— Start PROVIDED RECORDS —

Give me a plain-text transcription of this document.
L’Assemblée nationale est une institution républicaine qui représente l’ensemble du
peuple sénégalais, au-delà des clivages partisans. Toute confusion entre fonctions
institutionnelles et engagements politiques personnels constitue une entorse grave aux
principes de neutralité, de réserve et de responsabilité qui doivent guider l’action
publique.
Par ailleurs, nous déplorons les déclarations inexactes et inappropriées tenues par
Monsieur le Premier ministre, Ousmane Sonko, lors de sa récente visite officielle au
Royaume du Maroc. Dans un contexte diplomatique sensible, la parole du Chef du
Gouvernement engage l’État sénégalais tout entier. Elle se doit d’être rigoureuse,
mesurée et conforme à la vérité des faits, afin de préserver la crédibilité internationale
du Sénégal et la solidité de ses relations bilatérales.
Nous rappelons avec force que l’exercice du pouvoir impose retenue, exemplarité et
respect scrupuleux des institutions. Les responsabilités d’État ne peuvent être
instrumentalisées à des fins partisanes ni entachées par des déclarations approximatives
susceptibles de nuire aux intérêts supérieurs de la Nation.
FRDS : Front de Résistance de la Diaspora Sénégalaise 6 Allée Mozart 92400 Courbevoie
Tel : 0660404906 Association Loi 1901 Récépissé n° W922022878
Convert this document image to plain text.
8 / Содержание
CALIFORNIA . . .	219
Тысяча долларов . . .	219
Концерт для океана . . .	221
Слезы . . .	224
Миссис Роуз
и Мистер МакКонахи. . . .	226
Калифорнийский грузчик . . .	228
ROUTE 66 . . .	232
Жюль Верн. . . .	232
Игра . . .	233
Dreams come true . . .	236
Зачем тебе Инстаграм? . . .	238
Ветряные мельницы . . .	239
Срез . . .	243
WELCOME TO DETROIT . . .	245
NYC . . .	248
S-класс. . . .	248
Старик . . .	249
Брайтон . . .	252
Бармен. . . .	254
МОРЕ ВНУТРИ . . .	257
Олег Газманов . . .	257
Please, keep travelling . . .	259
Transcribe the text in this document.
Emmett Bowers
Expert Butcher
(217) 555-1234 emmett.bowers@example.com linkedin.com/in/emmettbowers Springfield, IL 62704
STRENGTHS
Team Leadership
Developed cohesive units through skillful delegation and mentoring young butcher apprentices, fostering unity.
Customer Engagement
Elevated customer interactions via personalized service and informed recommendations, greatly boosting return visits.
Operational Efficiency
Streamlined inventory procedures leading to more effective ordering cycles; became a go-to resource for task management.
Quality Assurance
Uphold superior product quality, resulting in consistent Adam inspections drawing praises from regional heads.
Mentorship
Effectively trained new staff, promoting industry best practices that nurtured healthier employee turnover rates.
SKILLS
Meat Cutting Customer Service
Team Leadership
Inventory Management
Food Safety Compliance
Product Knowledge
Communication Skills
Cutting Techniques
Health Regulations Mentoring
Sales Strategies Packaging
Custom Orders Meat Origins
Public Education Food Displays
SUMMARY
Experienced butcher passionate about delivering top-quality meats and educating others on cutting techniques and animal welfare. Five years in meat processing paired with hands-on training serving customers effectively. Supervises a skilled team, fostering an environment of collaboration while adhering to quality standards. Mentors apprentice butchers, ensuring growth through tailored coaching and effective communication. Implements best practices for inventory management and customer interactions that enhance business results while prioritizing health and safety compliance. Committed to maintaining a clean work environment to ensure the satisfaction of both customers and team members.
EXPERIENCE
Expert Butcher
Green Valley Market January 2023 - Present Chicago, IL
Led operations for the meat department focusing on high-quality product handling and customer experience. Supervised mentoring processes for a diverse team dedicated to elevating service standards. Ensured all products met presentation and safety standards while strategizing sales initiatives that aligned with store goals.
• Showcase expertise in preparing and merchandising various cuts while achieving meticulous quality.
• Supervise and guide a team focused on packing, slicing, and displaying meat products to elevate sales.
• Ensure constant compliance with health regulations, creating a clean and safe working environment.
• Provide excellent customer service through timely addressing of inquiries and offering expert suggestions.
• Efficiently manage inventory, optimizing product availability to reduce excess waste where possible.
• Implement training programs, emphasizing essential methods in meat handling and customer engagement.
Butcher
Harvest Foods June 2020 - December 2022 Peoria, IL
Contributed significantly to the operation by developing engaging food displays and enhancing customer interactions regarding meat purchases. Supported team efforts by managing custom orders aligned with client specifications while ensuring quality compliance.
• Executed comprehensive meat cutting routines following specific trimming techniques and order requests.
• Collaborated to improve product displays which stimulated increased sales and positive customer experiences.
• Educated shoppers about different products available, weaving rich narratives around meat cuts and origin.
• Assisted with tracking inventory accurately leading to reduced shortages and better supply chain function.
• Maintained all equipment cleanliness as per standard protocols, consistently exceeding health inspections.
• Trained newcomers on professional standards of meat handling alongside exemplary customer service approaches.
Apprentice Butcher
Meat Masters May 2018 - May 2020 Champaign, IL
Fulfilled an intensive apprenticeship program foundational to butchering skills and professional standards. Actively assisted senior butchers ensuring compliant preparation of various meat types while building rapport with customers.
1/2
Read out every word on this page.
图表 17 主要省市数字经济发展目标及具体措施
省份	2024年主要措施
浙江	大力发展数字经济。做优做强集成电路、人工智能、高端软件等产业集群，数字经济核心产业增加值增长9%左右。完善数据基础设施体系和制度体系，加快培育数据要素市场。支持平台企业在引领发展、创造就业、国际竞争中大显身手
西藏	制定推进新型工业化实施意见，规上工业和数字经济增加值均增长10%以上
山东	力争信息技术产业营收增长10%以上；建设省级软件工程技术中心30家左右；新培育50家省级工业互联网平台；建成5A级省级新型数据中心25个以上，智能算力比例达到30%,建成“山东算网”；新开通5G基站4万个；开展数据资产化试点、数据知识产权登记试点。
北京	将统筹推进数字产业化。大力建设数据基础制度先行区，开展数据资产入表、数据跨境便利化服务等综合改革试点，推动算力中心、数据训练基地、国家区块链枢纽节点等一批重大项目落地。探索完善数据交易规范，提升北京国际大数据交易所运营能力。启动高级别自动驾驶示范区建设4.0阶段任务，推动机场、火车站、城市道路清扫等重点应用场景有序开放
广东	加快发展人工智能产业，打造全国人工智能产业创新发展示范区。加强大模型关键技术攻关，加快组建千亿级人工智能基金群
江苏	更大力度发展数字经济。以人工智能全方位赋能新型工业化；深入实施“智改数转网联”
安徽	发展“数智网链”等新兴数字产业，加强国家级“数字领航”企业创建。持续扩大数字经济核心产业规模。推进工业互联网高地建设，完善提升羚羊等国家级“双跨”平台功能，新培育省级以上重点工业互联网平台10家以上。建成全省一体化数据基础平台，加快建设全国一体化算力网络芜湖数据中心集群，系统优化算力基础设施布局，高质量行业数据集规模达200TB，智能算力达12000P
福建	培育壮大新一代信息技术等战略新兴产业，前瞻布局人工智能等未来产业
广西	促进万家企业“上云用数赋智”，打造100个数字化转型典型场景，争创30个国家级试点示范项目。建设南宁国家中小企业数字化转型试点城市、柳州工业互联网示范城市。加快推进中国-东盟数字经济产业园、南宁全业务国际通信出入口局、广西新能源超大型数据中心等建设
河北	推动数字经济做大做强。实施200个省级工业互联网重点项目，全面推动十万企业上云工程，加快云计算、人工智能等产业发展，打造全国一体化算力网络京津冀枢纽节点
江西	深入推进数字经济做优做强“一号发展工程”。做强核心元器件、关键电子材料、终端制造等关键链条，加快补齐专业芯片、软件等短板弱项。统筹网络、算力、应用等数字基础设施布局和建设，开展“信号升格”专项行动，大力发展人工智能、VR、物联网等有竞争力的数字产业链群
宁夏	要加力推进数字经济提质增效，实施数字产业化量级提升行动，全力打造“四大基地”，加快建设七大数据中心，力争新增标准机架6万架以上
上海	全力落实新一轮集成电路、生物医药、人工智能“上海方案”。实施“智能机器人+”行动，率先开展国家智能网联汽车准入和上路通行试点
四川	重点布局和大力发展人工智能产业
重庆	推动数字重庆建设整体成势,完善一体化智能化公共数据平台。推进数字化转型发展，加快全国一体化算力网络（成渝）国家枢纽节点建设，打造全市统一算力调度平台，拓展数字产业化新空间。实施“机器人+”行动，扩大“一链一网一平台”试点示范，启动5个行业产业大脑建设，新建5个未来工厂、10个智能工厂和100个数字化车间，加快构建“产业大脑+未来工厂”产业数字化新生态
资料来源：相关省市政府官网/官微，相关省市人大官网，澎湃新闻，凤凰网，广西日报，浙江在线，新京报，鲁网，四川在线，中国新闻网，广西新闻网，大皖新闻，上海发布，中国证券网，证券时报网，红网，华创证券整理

— End PROVIDED RECORDS —

THE PROBLEM |
Select every line above that contains the word "inspections", and copy it.

WRITTEN RESPONSE |
Uphold superior product quality, resulting in consistent Adam inspections drawing praises from regional heads.
• Maintained all equipment cleanliness as per standard protocols, consistently exceeding health inspections.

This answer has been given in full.